◆ What the exercise asks ◆
Reproduce all of the entries below, swapping every occurrence of "emoji-rofl-icon" for "emoji-laugh-icon" and leaving everything else unchanged.

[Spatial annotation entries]
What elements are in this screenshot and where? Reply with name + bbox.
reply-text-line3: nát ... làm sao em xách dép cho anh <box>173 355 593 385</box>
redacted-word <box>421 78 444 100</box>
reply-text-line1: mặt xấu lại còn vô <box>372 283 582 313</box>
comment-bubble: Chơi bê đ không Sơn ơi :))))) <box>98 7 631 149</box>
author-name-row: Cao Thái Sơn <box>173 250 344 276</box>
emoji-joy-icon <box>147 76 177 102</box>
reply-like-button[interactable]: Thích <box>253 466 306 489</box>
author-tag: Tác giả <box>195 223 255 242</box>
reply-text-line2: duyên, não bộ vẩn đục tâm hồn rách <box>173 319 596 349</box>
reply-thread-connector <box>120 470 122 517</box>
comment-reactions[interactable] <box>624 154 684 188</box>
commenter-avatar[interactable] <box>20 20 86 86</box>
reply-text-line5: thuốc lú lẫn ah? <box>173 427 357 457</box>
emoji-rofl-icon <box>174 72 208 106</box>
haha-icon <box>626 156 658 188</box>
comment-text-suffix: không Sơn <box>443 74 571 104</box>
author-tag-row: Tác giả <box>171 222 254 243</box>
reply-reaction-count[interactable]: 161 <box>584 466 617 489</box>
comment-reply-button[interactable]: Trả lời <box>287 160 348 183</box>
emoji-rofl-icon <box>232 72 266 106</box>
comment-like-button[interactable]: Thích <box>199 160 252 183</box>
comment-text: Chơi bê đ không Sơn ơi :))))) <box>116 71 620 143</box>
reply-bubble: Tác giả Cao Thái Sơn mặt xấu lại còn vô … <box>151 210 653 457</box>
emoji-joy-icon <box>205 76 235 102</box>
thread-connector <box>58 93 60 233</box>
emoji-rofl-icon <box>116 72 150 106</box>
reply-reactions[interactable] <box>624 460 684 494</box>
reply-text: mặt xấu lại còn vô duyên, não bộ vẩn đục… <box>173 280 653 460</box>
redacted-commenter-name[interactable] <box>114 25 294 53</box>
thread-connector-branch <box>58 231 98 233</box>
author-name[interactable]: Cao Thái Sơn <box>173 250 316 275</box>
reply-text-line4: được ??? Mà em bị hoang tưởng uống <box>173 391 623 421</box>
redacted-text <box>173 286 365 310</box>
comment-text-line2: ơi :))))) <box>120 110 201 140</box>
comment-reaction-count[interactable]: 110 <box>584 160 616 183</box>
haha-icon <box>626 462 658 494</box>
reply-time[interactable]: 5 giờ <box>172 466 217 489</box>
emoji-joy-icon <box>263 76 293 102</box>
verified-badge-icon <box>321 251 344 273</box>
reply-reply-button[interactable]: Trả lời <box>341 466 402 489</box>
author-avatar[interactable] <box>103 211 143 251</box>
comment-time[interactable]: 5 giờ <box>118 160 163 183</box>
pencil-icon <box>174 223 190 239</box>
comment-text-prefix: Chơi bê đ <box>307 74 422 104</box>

◆ Worked solution ◆
What elements are in this screenshot and where? Reply with name + bbox.
reply-text-line3: nát ... làm sao em xách dép cho anh <box>173 355 593 385</box>
redacted-word <box>421 78 444 100</box>
reply-text-line1: mặt xấu lại còn vô <box>372 283 582 313</box>
comment-bubble: Chơi bê đ không Sơn ơi :))))) <box>98 7 631 149</box>
author-name-row: Cao Thái Sơn <box>173 250 344 276</box>
emoji-joy-icon <box>147 76 177 102</box>
reply-like-button[interactable]: Thích <box>253 466 306 489</box>
author-tag: Tác giả <box>195 223 255 242</box>
reply-text-line2: duyên, não bộ vẩn đục tâm hồn rách <box>173 319 596 349</box>
reply-thread-connector <box>120 470 122 517</box>
comment-reactions[interactable] <box>624 154 684 188</box>
commenter-avatar[interactable] <box>20 20 86 86</box>
reply-text-line5: thuốc lú lẫn ah? <box>173 427 357 457</box>
emoji-laugh-icon <box>174 72 208 106</box>
haha-icon <box>626 156 658 188</box>
comment-text-suffix: không Sơn <box>443 74 571 104</box>
author-tag-row: Tác giả <box>171 222 254 243</box>
reply-reaction-count[interactable]: 161 <box>584 466 617 489</box>
comment-reply-button[interactable]: Trả lời <box>287 160 348 183</box>
emoji-laugh-icon <box>232 72 266 106</box>
comment-like-button[interactable]: Thích <box>199 160 252 183</box>
comment-text: Chơi bê đ không Sơn ơi :))))) <box>116 71 620 143</box>
reply-bubble: Tác giả Cao Thái Sơn mặt xấu lại còn vô … <box>151 210 653 457</box>
emoji-joy-icon <box>205 76 235 102</box>
thread-connector <box>58 93 60 233</box>
emoji-laugh-icon <box>116 72 150 106</box>
reply-reactions[interactable] <box>624 460 684 494</box>
reply-text: mặt xấu lại còn vô duyên, não bộ vẩn đục… <box>173 280 653 460</box>
redacted-commenter-name[interactable] <box>114 25 294 53</box>
thread-connector-branch <box>58 231 98 233</box>
author-name[interactable]: Cao Thái Sơn <box>173 250 316 275</box>
reply-text-line4: được ??? Mà em bị hoang tưởng uống <box>173 391 623 421</box>
redacted-text <box>173 286 365 310</box>
comment-text-line2: ơi :))))) <box>120 110 201 140</box>
comment-reaction-count[interactable]: 110 <box>584 160 616 183</box>
haha-icon <box>626 462 658 494</box>
reply-time[interactable]: 5 giờ <box>172 466 217 489</box>
emoji-joy-icon <box>263 76 293 102</box>
verified-badge-icon <box>321 251 344 273</box>
reply-reply-button[interactable]: Trả lời <box>341 466 402 489</box>
author-avatar[interactable] <box>103 211 143 251</box>
comment-time[interactable]: 5 giờ <box>118 160 163 183</box>
pencil-icon <box>174 223 190 239</box>
comment-text-prefix: Chơi bê đ <box>307 74 422 104</box>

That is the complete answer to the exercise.